**Aim**
Examine the material below. Gather every line in which the string "รายช" appears.

|---|

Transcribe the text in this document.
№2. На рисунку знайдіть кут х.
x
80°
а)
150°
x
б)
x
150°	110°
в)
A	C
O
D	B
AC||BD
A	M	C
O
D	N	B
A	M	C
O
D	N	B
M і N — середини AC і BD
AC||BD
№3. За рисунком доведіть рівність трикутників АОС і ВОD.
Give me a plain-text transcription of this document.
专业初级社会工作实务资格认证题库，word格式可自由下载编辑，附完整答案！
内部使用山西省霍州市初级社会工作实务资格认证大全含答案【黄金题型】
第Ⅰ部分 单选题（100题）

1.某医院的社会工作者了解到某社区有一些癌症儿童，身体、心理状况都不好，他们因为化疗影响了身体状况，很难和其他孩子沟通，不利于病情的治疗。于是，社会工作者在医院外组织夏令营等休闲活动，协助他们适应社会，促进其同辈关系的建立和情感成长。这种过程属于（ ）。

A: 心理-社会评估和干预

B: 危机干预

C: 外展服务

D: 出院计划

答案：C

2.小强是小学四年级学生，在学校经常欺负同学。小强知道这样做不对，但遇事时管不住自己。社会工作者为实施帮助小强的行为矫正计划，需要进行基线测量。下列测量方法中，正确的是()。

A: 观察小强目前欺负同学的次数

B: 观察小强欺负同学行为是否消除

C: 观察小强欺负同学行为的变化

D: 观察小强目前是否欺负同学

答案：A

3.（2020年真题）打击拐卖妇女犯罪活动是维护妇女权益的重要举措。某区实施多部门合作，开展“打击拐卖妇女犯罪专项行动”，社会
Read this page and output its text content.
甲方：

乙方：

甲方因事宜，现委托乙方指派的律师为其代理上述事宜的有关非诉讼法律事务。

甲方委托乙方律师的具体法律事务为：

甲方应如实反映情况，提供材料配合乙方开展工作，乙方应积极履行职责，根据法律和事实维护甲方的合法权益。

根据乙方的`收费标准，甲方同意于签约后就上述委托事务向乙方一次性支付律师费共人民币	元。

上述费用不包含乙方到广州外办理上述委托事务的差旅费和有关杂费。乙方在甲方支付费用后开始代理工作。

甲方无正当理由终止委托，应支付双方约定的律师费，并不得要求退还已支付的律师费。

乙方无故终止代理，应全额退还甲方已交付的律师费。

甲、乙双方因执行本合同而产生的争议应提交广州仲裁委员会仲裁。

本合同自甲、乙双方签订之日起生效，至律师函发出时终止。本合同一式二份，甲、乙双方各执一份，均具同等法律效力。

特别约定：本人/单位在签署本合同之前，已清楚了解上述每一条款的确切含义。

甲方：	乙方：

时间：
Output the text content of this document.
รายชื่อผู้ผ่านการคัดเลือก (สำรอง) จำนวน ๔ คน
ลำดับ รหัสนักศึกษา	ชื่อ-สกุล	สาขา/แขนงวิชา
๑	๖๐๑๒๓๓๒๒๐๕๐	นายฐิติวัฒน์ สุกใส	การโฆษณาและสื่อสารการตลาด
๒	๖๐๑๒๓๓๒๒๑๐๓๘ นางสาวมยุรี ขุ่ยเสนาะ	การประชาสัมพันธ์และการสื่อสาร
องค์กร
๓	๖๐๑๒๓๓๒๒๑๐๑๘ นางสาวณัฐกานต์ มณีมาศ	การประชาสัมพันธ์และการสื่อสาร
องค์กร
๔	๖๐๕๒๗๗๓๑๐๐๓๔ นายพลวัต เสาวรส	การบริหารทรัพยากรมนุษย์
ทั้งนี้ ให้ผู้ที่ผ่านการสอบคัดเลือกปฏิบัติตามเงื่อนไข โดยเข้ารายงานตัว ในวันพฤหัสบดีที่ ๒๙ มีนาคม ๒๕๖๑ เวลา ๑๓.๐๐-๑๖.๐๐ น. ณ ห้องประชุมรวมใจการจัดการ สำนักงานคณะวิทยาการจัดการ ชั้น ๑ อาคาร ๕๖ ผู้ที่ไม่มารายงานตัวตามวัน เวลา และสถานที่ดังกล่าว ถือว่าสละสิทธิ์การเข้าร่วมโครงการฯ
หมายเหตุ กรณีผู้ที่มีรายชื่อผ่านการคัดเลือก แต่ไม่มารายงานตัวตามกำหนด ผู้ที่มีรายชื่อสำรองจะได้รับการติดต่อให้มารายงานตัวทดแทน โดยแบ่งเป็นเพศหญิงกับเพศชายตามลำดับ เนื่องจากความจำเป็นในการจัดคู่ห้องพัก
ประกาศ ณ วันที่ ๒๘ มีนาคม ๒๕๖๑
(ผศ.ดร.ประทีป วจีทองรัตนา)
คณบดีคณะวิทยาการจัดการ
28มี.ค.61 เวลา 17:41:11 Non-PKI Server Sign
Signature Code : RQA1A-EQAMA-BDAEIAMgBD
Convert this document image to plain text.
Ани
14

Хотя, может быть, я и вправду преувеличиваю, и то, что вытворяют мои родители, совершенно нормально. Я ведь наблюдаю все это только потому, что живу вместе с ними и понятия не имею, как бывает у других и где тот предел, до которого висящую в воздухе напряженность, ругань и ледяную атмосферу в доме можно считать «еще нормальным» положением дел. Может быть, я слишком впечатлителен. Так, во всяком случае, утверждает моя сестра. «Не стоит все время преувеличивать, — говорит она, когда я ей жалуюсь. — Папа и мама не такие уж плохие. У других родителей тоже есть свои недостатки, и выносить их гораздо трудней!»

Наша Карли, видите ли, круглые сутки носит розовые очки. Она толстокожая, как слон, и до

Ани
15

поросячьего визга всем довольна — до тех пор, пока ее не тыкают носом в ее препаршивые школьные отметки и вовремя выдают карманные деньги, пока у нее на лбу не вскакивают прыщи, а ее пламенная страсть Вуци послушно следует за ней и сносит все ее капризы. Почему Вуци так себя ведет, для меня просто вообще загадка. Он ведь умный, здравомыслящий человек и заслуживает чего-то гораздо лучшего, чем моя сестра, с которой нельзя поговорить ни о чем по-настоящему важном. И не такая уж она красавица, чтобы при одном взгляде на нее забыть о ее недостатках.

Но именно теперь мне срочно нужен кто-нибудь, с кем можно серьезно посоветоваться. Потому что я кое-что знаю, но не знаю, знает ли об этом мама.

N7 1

|---|

**Correct output**
รายชื่อผู้ผ่านการคัดเลือก (สำรอง) จำนวน ๔ คน
หมายเหตุ กรณีผู้ที่มีรายชื่อผ่านการคัดเลือก แต่ไม่มารายงานตัวตามกำหนด ผู้ที่มีรายชื่อสำรองจะได้รับการติดต่อให้มารายงานตัวทดแทน โดยแบ่งเป็นเพศหญิงกับเพศชายตามลำดับ เนื่องจากความจำเป็นในการจัดคู่ห้องพัก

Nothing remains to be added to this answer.